== DATA FOR THIS EXERCISE ==
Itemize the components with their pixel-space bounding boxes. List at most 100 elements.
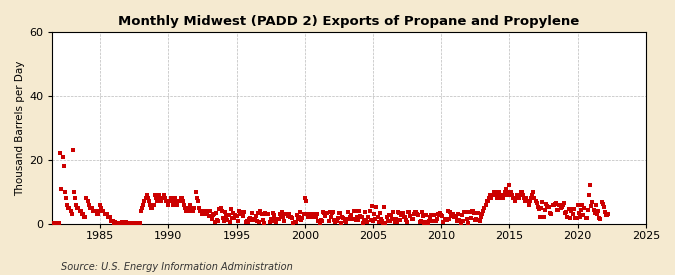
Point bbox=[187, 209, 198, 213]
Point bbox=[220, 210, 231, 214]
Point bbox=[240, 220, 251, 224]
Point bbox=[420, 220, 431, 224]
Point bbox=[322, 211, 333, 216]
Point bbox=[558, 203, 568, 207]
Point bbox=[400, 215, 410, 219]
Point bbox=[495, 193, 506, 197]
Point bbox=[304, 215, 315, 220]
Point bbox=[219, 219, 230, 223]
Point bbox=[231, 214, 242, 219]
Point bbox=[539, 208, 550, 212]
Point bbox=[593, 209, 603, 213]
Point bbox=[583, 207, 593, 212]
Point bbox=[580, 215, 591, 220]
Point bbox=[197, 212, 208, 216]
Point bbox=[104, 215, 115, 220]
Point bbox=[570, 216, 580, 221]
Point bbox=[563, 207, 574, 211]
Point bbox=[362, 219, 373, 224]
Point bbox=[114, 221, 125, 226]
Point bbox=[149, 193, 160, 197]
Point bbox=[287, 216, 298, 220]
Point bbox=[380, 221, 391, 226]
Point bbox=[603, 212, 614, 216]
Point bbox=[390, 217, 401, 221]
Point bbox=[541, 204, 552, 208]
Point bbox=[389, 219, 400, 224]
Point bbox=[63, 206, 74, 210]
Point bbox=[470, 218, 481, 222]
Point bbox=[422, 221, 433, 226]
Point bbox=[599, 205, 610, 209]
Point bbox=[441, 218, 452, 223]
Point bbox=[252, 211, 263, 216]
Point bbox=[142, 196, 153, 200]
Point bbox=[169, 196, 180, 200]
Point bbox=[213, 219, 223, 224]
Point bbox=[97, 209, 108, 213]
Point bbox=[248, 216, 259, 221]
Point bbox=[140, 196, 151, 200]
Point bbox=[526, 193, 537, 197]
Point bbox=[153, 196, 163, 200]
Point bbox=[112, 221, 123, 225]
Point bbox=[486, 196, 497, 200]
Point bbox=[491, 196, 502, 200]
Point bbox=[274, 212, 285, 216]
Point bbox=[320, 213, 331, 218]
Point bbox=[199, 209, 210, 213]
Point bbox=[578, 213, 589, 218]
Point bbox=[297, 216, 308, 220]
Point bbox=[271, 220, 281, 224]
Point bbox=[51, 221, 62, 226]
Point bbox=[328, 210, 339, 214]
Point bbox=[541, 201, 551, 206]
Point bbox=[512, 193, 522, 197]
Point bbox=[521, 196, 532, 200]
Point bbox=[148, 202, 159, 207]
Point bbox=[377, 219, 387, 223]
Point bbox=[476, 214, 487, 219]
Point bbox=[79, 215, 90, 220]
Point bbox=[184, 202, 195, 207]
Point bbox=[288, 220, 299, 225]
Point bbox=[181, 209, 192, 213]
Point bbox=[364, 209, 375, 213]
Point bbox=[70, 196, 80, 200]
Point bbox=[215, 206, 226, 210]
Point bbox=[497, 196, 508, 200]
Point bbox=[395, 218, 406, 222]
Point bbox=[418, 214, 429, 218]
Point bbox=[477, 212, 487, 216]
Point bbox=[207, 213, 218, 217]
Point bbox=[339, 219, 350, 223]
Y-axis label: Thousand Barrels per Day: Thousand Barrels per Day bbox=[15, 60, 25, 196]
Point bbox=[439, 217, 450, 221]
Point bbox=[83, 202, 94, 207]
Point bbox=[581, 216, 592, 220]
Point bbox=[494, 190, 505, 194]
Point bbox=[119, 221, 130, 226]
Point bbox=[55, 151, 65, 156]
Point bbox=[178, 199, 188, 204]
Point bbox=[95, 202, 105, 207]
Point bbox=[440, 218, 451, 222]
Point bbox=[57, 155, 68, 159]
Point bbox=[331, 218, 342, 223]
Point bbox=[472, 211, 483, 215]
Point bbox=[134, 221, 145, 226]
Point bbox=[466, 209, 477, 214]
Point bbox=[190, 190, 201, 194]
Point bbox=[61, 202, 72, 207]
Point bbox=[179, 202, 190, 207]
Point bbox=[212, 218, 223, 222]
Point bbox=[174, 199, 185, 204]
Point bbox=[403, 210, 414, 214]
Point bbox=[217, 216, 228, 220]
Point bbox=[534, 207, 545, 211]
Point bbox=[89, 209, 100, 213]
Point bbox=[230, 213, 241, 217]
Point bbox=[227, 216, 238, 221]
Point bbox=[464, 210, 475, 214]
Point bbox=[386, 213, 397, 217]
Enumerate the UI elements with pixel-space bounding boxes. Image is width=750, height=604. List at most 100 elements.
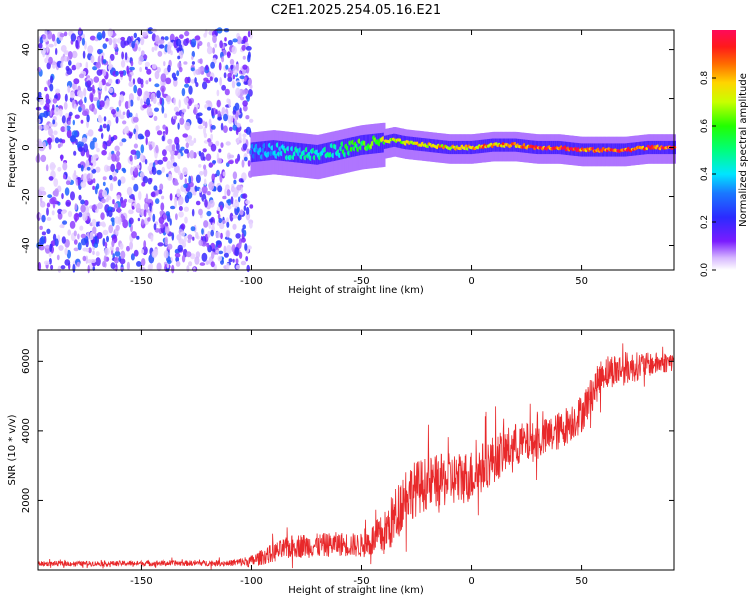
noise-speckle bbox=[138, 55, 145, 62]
===
_EXERCISE_
Reproduce all the records above word for word, omitting the pictures.

_ANSWER TO THIS TASK_
Itemize the components with their pixel-space bounding boxes. List at most 100 elements.
Point bbox=[187, 209, 198, 213]
Point bbox=[220, 210, 231, 214]
Point bbox=[240, 220, 251, 224]
Point bbox=[420, 220, 431, 224]
Point bbox=[322, 211, 333, 216]
Point bbox=[558, 203, 568, 207]
Point bbox=[400, 215, 410, 219]
Point bbox=[495, 193, 506, 197]
Point bbox=[304, 215, 315, 220]
Point bbox=[219, 219, 230, 223]
Point bbox=[231, 214, 242, 219]
Point bbox=[539, 208, 550, 212]
Point bbox=[593, 209, 603, 213]
Point bbox=[583, 207, 593, 212]
Point bbox=[580, 215, 591, 220]
Point bbox=[197, 212, 208, 216]
Point bbox=[104, 215, 115, 220]
Point bbox=[570, 216, 580, 221]
Point bbox=[563, 207, 574, 211]
Point bbox=[362, 219, 373, 224]
Point bbox=[114, 221, 125, 226]
Point bbox=[149, 193, 160, 197]
Point bbox=[287, 216, 298, 220]
Point bbox=[380, 221, 391, 226]
Point bbox=[603, 212, 614, 216]
Point bbox=[390, 217, 401, 221]
Point bbox=[541, 204, 552, 208]
Point bbox=[389, 219, 400, 224]
Point bbox=[63, 206, 74, 210]
Point bbox=[470, 218, 481, 222]
Point bbox=[422, 221, 433, 226]
Point bbox=[599, 205, 610, 209]
Point bbox=[441, 218, 452, 223]
Point bbox=[252, 211, 263, 216]
Point bbox=[142, 196, 153, 200]
Point bbox=[169, 196, 180, 200]
Point bbox=[213, 219, 223, 224]
Point bbox=[97, 209, 108, 213]
Point bbox=[248, 216, 259, 221]
Point bbox=[140, 196, 151, 200]
Point bbox=[526, 193, 537, 197]
Point bbox=[153, 196, 163, 200]
Point bbox=[112, 221, 123, 225]
Point bbox=[486, 196, 497, 200]
Point bbox=[491, 196, 502, 200]
Point bbox=[274, 212, 285, 216]
Point bbox=[320, 213, 331, 218]
Point bbox=[199, 209, 210, 213]
Point bbox=[578, 213, 589, 218]
Point bbox=[297, 216, 308, 220]
Point bbox=[271, 220, 281, 224]
Point bbox=[51, 221, 62, 226]
Point bbox=[328, 210, 339, 214]
Point bbox=[541, 201, 551, 206]
Point bbox=[512, 193, 522, 197]
Point bbox=[521, 196, 532, 200]
Point bbox=[148, 202, 159, 207]
Point bbox=[377, 219, 387, 223]
Point bbox=[476, 214, 487, 219]
Point bbox=[79, 215, 90, 220]
Point bbox=[184, 202, 195, 207]
Point bbox=[288, 220, 299, 225]
Point bbox=[181, 209, 192, 213]
Point bbox=[364, 209, 375, 213]
Point bbox=[70, 196, 80, 200]
Point bbox=[215, 206, 226, 210]
Point bbox=[497, 196, 508, 200]
Point bbox=[395, 218, 406, 222]
Point bbox=[418, 214, 429, 218]
Point bbox=[477, 212, 487, 216]
Point bbox=[207, 213, 218, 217]
Point bbox=[339, 219, 350, 223]
Y-axis label: Thousand Barrels per Day: Thousand Barrels per Day bbox=[15, 60, 25, 196]
Point bbox=[439, 217, 450, 221]
Point bbox=[83, 202, 94, 207]
Point bbox=[581, 216, 592, 220]
Point bbox=[494, 190, 505, 194]
Point bbox=[119, 221, 130, 226]
Point bbox=[55, 151, 65, 156]
Point bbox=[178, 199, 188, 204]
Point bbox=[95, 202, 105, 207]
Point bbox=[440, 218, 451, 222]
Point bbox=[57, 155, 68, 159]
Point bbox=[331, 218, 342, 223]
Point bbox=[472, 211, 483, 215]
Point bbox=[134, 221, 145, 226]
Point bbox=[466, 209, 477, 214]
Point bbox=[190, 190, 201, 194]
Point bbox=[61, 202, 72, 207]
Point bbox=[179, 202, 190, 207]
Point bbox=[212, 218, 223, 222]
Point bbox=[174, 199, 185, 204]
Point bbox=[403, 210, 414, 214]
Point bbox=[217, 216, 228, 220]
Point bbox=[534, 207, 545, 211]
Point bbox=[89, 209, 100, 213]
Point bbox=[230, 213, 241, 217]
Point bbox=[227, 216, 238, 221]
Point bbox=[464, 210, 475, 214]
Point bbox=[386, 213, 397, 217]
Enumerate the UI elements with pixel-space bounding boxes. Image is width=750, height=604. List at most 100 elements.
noise-speckle bbox=[138, 55, 145, 62]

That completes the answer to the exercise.